- Goal -
Among the lines below, count those with "xticks". Give only the number.

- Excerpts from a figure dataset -
[start]

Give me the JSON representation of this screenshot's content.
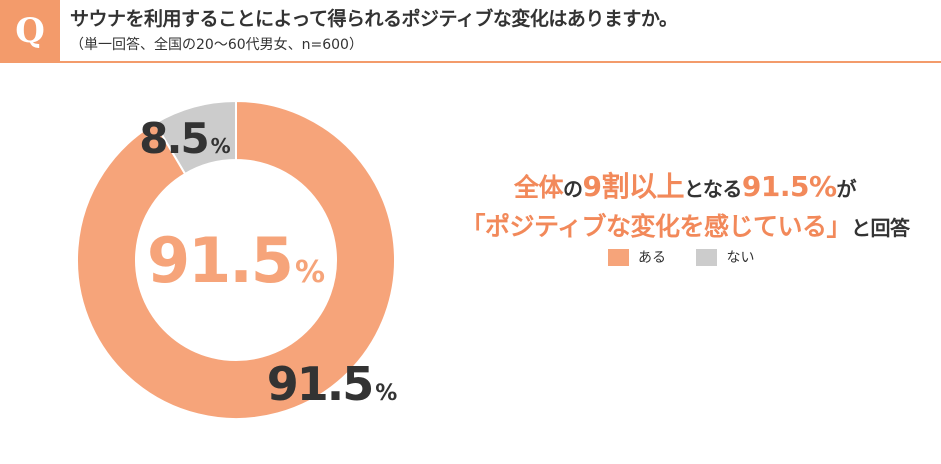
{
  "header": {
    "badge": "Q",
    "title": "サウナを利用することによって得られるポジティブな変化はありますか。",
    "subtitle": "（単一回答、全国の20〜60代男女、n=600）"
  },
  "chart_data": {
    "type": "pie",
    "categories": [
      "ある",
      "ない"
    ],
    "values": [
      91.5,
      8.5
    ],
    "unit": "%",
    "colors": [
      "#f6a47a",
      "#cccccc"
    ],
    "center_label": "91.5",
    "data_labels": [
      "91.5",
      "8.5"
    ],
    "legend_placement": "right"
  },
  "headline": {
    "part1": "全体",
    "part2": "の",
    "part3": "9割以上",
    "part4": "となる",
    "part5": "91.5%",
    "part6": "が",
    "part7": "「ポジティブな変化を感じている」",
    "part8": "と回答"
  },
  "legend": {
    "items": [
      {
        "label": "ある",
        "color": "#f6a47a"
      },
      {
        "label": "ない",
        "color": "#cccccc"
      }
    ]
  }
}
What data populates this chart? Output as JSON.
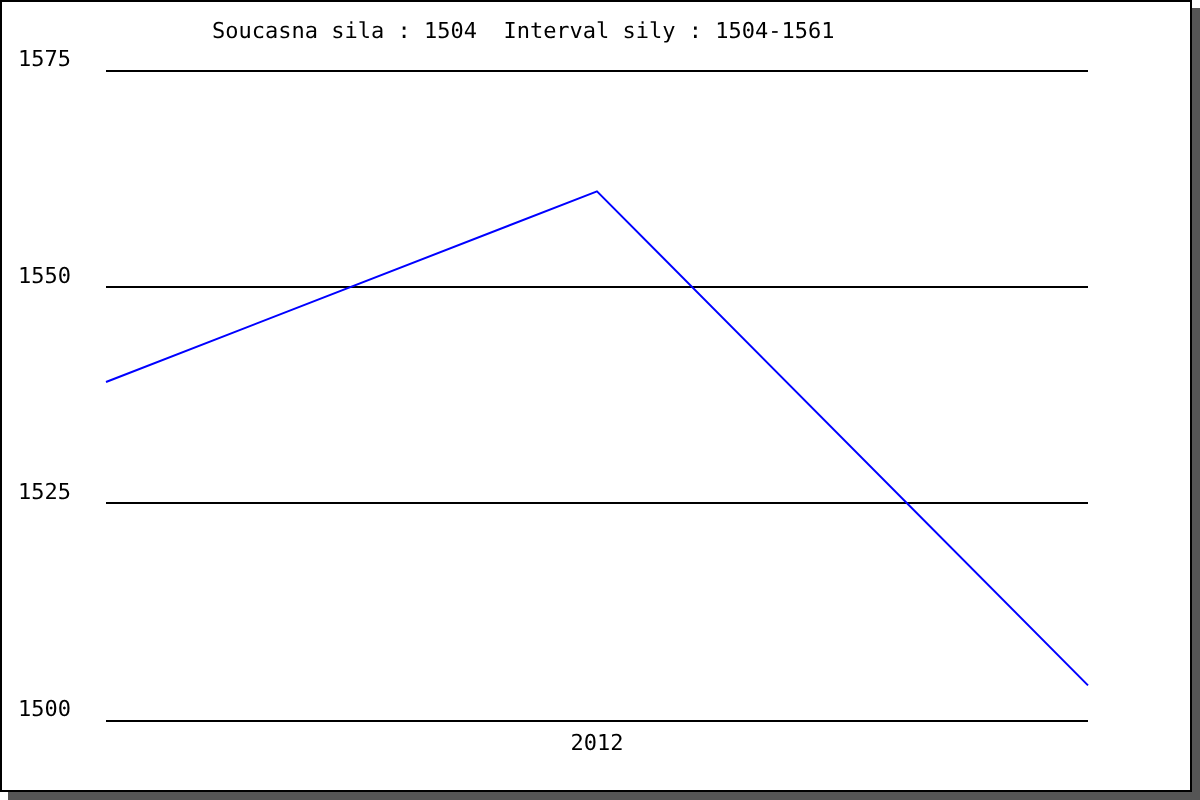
{
  "chart_data": {
    "type": "line",
    "title": "Soucasna sila : 1504  Interval sily : 1504-1561",
    "categories": [
      null,
      "2012",
      null
    ],
    "series": [
      {
        "color": "#0000ff",
        "values": [
          1539,
          1561,
          1504
        ]
      }
    ],
    "ylim": [
      1500,
      1575
    ],
    "yticks": [
      1500,
      1525,
      1550,
      1575
    ],
    "grid": "y",
    "marker": "none",
    "line_style": "solid"
  }
}
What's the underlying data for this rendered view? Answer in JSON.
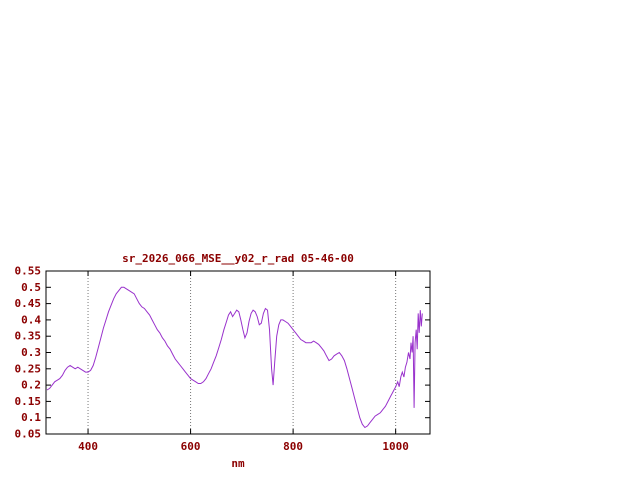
{
  "window": {
    "background": "#ffffff"
  },
  "chart_data": {
    "type": "line",
    "title": "sr_2026_066_MSE__y02_r_rad 05-46-00",
    "xlabel": "nm",
    "ylabel": "",
    "xlim": [
      318,
      1067
    ],
    "ylim": [
      0.05,
      0.55
    ],
    "xticks": [
      400,
      600,
      800,
      1000
    ],
    "xtick_labels": [
      "400",
      "600",
      "800",
      "1000"
    ],
    "yticks": [
      0.05,
      0.1,
      0.15,
      0.2,
      0.25,
      0.3,
      0.35,
      0.4,
      0.45,
      0.5,
      0.55
    ],
    "ytick_labels": [
      "0.05",
      "0.1",
      "0.15",
      "0.2",
      "0.25",
      "0.3",
      "0.35",
      "0.4",
      "0.45",
      "0.5",
      "0.55"
    ],
    "grid": "vertical dotted lines at xticks",
    "legend": "none",
    "colors": {
      "text": "#8b0000",
      "line": "#9932cc",
      "border": "#000000",
      "grid": "#777777",
      "background": "#ffffff"
    },
    "series": [
      {
        "name": "radiance spectrum",
        "points": [
          [
            320,
            0.185
          ],
          [
            325,
            0.19
          ],
          [
            330,
            0.2
          ],
          [
            335,
            0.21
          ],
          [
            340,
            0.215
          ],
          [
            345,
            0.22
          ],
          [
            350,
            0.23
          ],
          [
            355,
            0.245
          ],
          [
            360,
            0.255
          ],
          [
            365,
            0.26
          ],
          [
            370,
            0.255
          ],
          [
            375,
            0.25
          ],
          [
            380,
            0.255
          ],
          [
            385,
            0.25
          ],
          [
            390,
            0.245
          ],
          [
            395,
            0.24
          ],
          [
            400,
            0.24
          ],
          [
            405,
            0.245
          ],
          [
            410,
            0.26
          ],
          [
            415,
            0.285
          ],
          [
            420,
            0.315
          ],
          [
            425,
            0.345
          ],
          [
            430,
            0.375
          ],
          [
            435,
            0.4
          ],
          [
            440,
            0.425
          ],
          [
            445,
            0.445
          ],
          [
            450,
            0.465
          ],
          [
            455,
            0.48
          ],
          [
            460,
            0.49
          ],
          [
            465,
            0.5
          ],
          [
            470,
            0.5
          ],
          [
            475,
            0.495
          ],
          [
            480,
            0.49
          ],
          [
            485,
            0.485
          ],
          [
            490,
            0.48
          ],
          [
            495,
            0.465
          ],
          [
            500,
            0.45
          ],
          [
            505,
            0.44
          ],
          [
            510,
            0.435
          ],
          [
            515,
            0.425
          ],
          [
            520,
            0.415
          ],
          [
            525,
            0.4
          ],
          [
            530,
            0.385
          ],
          [
            535,
            0.37
          ],
          [
            540,
            0.36
          ],
          [
            545,
            0.345
          ],
          [
            550,
            0.335
          ],
          [
            555,
            0.32
          ],
          [
            560,
            0.31
          ],
          [
            565,
            0.295
          ],
          [
            570,
            0.28
          ],
          [
            575,
            0.27
          ],
          [
            580,
            0.26
          ],
          [
            585,
            0.25
          ],
          [
            590,
            0.24
          ],
          [
            595,
            0.23
          ],
          [
            600,
            0.22
          ],
          [
            605,
            0.215
          ],
          [
            610,
            0.21
          ],
          [
            615,
            0.205
          ],
          [
            620,
            0.205
          ],
          [
            625,
            0.21
          ],
          [
            630,
            0.22
          ],
          [
            635,
            0.235
          ],
          [
            640,
            0.25
          ],
          [
            645,
            0.27
          ],
          [
            650,
            0.29
          ],
          [
            655,
            0.315
          ],
          [
            660,
            0.34
          ],
          [
            665,
            0.37
          ],
          [
            670,
            0.395
          ],
          [
            674,
            0.415
          ],
          [
            678,
            0.425
          ],
          [
            682,
            0.41
          ],
          [
            686,
            0.42
          ],
          [
            690,
            0.43
          ],
          [
            694,
            0.425
          ],
          [
            698,
            0.4
          ],
          [
            702,
            0.37
          ],
          [
            706,
            0.345
          ],
          [
            710,
            0.36
          ],
          [
            714,
            0.395
          ],
          [
            718,
            0.42
          ],
          [
            722,
            0.43
          ],
          [
            726,
            0.425
          ],
          [
            730,
            0.41
          ],
          [
            734,
            0.385
          ],
          [
            738,
            0.39
          ],
          [
            742,
            0.42
          ],
          [
            746,
            0.435
          ],
          [
            750,
            0.43
          ],
          [
            754,
            0.37
          ],
          [
            758,
            0.25
          ],
          [
            761,
            0.2
          ],
          [
            764,
            0.27
          ],
          [
            768,
            0.35
          ],
          [
            772,
            0.385
          ],
          [
            776,
            0.4
          ],
          [
            780,
            0.4
          ],
          [
            785,
            0.395
          ],
          [
            790,
            0.39
          ],
          [
            795,
            0.38
          ],
          [
            800,
            0.37
          ],
          [
            805,
            0.36
          ],
          [
            810,
            0.35
          ],
          [
            815,
            0.34
          ],
          [
            820,
            0.335
          ],
          [
            825,
            0.33
          ],
          [
            830,
            0.33
          ],
          [
            835,
            0.33
          ],
          [
            840,
            0.335
          ],
          [
            845,
            0.33
          ],
          [
            850,
            0.325
          ],
          [
            855,
            0.315
          ],
          [
            860,
            0.305
          ],
          [
            865,
            0.29
          ],
          [
            870,
            0.275
          ],
          [
            875,
            0.28
          ],
          [
            880,
            0.29
          ],
          [
            885,
            0.295
          ],
          [
            890,
            0.3
          ],
          [
            895,
            0.29
          ],
          [
            900,
            0.275
          ],
          [
            905,
            0.25
          ],
          [
            910,
            0.22
          ],
          [
            915,
            0.19
          ],
          [
            920,
            0.16
          ],
          [
            925,
            0.13
          ],
          [
            930,
            0.1
          ],
          [
            935,
            0.08
          ],
          [
            940,
            0.07
          ],
          [
            945,
            0.075
          ],
          [
            950,
            0.085
          ],
          [
            955,
            0.095
          ],
          [
            960,
            0.105
          ],
          [
            965,
            0.11
          ],
          [
            970,
            0.115
          ],
          [
            975,
            0.125
          ],
          [
            980,
            0.135
          ],
          [
            985,
            0.15
          ],
          [
            990,
            0.165
          ],
          [
            995,
            0.18
          ],
          [
            1000,
            0.195
          ],
          [
            1004,
            0.21
          ],
          [
            1007,
            0.195
          ],
          [
            1010,
            0.225
          ],
          [
            1013,
            0.24
          ],
          [
            1016,
            0.225
          ],
          [
            1019,
            0.255
          ],
          [
            1022,
            0.27
          ],
          [
            1025,
            0.3
          ],
          [
            1028,
            0.28
          ],
          [
            1030,
            0.33
          ],
          [
            1032,
            0.3
          ],
          [
            1034,
            0.35
          ],
          [
            1036,
            0.13
          ],
          [
            1038,
            0.33
          ],
          [
            1040,
            0.37
          ],
          [
            1042,
            0.31
          ],
          [
            1044,
            0.42
          ],
          [
            1046,
            0.36
          ],
          [
            1048,
            0.43
          ],
          [
            1050,
            0.38
          ],
          [
            1052,
            0.42
          ]
        ]
      }
    ]
  }
}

[end]

- Response to this task -
2